SET EXERCISE
How many lines of these entries hold the string "толщиной"? Reply with the number alone.

MATERIAL PROVIDED

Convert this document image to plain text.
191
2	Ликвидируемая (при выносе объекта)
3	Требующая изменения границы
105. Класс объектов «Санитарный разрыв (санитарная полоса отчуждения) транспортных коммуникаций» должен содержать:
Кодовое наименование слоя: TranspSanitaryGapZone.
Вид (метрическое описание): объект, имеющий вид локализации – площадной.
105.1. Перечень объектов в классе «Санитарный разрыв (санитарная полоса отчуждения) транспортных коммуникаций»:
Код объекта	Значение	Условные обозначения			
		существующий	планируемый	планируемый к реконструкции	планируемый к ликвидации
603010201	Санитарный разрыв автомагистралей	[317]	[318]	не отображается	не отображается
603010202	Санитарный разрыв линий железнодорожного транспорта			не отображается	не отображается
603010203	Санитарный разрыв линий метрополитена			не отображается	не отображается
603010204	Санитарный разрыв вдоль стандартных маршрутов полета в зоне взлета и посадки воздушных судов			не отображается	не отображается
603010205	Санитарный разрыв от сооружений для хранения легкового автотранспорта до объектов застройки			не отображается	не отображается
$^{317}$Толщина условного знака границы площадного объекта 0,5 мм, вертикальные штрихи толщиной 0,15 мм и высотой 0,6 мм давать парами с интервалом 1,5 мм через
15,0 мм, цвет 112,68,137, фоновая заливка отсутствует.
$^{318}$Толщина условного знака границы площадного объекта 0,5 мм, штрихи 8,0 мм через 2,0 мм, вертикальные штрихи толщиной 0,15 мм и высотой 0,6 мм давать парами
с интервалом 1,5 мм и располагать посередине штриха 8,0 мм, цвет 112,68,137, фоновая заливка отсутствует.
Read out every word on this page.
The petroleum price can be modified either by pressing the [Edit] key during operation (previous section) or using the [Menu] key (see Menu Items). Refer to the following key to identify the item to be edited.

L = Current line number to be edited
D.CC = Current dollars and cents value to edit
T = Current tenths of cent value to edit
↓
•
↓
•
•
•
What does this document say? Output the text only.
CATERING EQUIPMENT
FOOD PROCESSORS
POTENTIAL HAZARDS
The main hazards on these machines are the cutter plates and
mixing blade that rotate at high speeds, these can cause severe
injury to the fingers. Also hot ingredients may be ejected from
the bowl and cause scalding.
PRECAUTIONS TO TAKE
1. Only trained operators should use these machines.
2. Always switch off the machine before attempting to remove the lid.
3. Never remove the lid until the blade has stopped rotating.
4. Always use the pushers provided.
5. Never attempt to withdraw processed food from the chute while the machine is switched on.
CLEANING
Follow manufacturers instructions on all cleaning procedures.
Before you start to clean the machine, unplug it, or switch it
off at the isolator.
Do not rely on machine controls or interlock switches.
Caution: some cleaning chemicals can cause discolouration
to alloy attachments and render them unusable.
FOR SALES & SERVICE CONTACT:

TASK RESULT
2